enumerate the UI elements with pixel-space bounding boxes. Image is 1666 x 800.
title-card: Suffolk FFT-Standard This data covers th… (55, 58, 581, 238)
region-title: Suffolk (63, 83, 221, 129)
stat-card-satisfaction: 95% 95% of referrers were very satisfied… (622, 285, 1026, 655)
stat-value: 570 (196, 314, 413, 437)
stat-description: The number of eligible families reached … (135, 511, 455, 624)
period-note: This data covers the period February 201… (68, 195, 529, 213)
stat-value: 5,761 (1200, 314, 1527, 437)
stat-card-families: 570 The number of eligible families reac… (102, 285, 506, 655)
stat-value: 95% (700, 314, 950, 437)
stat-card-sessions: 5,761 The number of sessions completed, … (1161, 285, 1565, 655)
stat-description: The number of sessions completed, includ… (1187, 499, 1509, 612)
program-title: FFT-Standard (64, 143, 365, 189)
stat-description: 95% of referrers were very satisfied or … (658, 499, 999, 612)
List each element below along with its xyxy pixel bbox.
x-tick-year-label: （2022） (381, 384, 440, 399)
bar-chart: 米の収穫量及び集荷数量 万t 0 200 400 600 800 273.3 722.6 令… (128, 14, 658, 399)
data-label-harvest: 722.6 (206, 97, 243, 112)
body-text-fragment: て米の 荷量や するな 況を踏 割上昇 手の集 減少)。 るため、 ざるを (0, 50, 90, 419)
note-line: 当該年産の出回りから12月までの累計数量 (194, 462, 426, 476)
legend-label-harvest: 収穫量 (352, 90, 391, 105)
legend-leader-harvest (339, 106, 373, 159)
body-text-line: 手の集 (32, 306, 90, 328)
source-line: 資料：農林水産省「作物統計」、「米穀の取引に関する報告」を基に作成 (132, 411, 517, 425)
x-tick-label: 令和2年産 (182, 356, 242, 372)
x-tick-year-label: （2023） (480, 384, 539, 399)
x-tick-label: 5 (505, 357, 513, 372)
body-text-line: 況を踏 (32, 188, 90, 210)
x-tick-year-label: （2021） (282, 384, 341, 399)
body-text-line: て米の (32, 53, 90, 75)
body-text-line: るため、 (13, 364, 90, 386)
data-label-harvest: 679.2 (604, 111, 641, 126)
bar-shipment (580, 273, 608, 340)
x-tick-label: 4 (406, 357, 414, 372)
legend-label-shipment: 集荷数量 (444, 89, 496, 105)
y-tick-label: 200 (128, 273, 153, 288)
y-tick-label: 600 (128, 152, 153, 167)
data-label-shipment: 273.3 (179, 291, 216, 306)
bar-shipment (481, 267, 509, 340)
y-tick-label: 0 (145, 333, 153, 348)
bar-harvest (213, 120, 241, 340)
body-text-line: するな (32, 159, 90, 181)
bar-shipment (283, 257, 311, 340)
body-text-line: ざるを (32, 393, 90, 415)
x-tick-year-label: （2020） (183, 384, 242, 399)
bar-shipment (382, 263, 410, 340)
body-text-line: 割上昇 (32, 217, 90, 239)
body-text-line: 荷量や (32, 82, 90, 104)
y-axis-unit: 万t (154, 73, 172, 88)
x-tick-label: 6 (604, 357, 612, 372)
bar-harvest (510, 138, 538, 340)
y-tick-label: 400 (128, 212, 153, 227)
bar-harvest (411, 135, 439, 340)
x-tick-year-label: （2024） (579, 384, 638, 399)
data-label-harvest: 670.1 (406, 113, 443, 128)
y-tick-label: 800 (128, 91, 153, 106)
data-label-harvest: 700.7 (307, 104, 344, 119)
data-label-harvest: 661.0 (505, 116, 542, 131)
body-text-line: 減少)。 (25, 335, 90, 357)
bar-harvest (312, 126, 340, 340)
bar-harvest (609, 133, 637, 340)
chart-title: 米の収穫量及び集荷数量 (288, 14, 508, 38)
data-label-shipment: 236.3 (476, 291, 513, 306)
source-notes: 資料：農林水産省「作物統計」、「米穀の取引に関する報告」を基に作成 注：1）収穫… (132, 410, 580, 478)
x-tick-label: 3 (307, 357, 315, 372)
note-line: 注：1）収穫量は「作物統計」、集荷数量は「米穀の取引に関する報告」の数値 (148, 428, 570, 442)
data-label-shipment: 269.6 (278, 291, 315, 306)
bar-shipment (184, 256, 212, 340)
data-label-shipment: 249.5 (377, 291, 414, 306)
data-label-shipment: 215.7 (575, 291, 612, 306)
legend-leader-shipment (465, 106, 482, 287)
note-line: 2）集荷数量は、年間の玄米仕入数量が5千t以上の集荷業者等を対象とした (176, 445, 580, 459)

___

# Task directions
Please reproduce every line of the data above with no changes.

# Written reply
enumerate the UI elements with pixel-space bounding boxes. Image is 1666 x 800.
title-card: Suffolk FFT-Standard This data covers th… (55, 58, 581, 238)
region-title: Suffolk (63, 83, 221, 129)
stat-card-satisfaction: 95% 95% of referrers were very satisfied… (622, 285, 1026, 655)
stat-value: 570 (196, 314, 413, 437)
stat-description: The number of eligible families reached … (135, 511, 455, 624)
period-note: This data covers the period February 201… (68, 195, 529, 213)
stat-value: 5,761 (1200, 314, 1527, 437)
stat-card-families: 570 The number of eligible families reac… (102, 285, 506, 655)
stat-value: 95% (700, 314, 950, 437)
stat-card-sessions: 5,761 The number of sessions completed, … (1161, 285, 1565, 655)
stat-description: The number of sessions completed, includ… (1187, 499, 1509, 612)
program-title: FFT-Standard (64, 143, 365, 189)
stat-description: 95% of referrers were very satisfied or … (658, 499, 999, 612)
List each element below along with its xyxy pixel bbox.
x-tick-year-label: （2022） (381, 384, 440, 399)
bar-chart: 米の収穫量及び集荷数量 万t 0 200 400 600 800 273.3 722.6 令… (128, 14, 658, 399)
data-label-harvest: 722.6 (206, 97, 243, 112)
body-text-fragment: て米の 荷量や するな 況を踏 割上昇 手の集 減少)。 るため、 ざるを (0, 50, 90, 419)
note-line: 当該年産の出回りから12月までの累計数量 (194, 462, 426, 476)
legend-label-harvest: 収穫量 (352, 90, 391, 105)
legend-leader-harvest (339, 106, 373, 159)
body-text-line: 手の集 (32, 306, 90, 328)
source-line: 資料：農林水産省「作物統計」、「米穀の取引に関する報告」を基に作成 (132, 411, 517, 425)
x-tick-label: 令和2年産 (182, 356, 242, 372)
x-tick-year-label: （2023） (480, 384, 539, 399)
x-tick-label: 5 (505, 357, 513, 372)
body-text-line: 況を踏 (32, 188, 90, 210)
x-tick-year-label: （2021） (282, 384, 341, 399)
body-text-line: て米の (32, 53, 90, 75)
body-text-line: るため、 (13, 364, 90, 386)
data-label-harvest: 679.2 (604, 111, 641, 126)
bar-shipment (580, 273, 608, 340)
x-tick-label: 4 (406, 357, 414, 372)
legend-label-shipment: 集荷数量 (444, 89, 496, 105)
y-tick-label: 200 (128, 273, 153, 288)
y-tick-label: 600 (128, 152, 153, 167)
data-label-shipment: 273.3 (179, 291, 216, 306)
bar-shipment (481, 267, 509, 340)
y-tick-label: 0 (145, 333, 153, 348)
bar-harvest (213, 120, 241, 340)
body-text-line: するな (32, 159, 90, 181)
bar-shipment (283, 257, 311, 340)
body-text-line: ざるを (32, 393, 90, 415)
x-tick-year-label: （2020） (183, 384, 242, 399)
bar-shipment (382, 263, 410, 340)
body-text-line: 割上昇 (32, 217, 90, 239)
body-text-line: 荷量や (32, 82, 90, 104)
y-axis-unit: 万t (154, 73, 172, 88)
x-tick-label: 6 (604, 357, 612, 372)
bar-harvest (510, 138, 538, 340)
y-tick-label: 400 (128, 212, 153, 227)
bar-harvest (411, 135, 439, 340)
x-tick-year-label: （2024） (579, 384, 638, 399)
data-label-harvest: 670.1 (406, 113, 443, 128)
y-tick-label: 800 (128, 91, 153, 106)
data-label-harvest: 700.7 (307, 104, 344, 119)
data-label-harvest: 661.0 (505, 116, 542, 131)
body-text-line: 減少)。 (25, 335, 90, 357)
bar-harvest (312, 126, 340, 340)
bar-harvest (609, 133, 637, 340)
chart-title: 米の収穫量及び集荷数量 (288, 14, 508, 38)
data-label-shipment: 236.3 (476, 291, 513, 306)
source-notes: 資料：農林水産省「作物統計」、「米穀の取引に関する報告」を基に作成 注：1）収穫… (132, 410, 580, 478)
x-tick-label: 3 (307, 357, 315, 372)
note-line: 注：1）収穫量は「作物統計」、集荷数量は「米穀の取引に関する報告」の数値 (148, 428, 570, 442)
data-label-shipment: 269.6 (278, 291, 315, 306)
bar-shipment (184, 256, 212, 340)
data-label-shipment: 249.5 (377, 291, 414, 306)
data-label-shipment: 215.7 (575, 291, 612, 306)
legend-leader-shipment (465, 106, 482, 287)
note-line: 2）集荷数量は、年間の玄米仕入数量が5千t以上の集荷業者等を対象とした (176, 445, 580, 459)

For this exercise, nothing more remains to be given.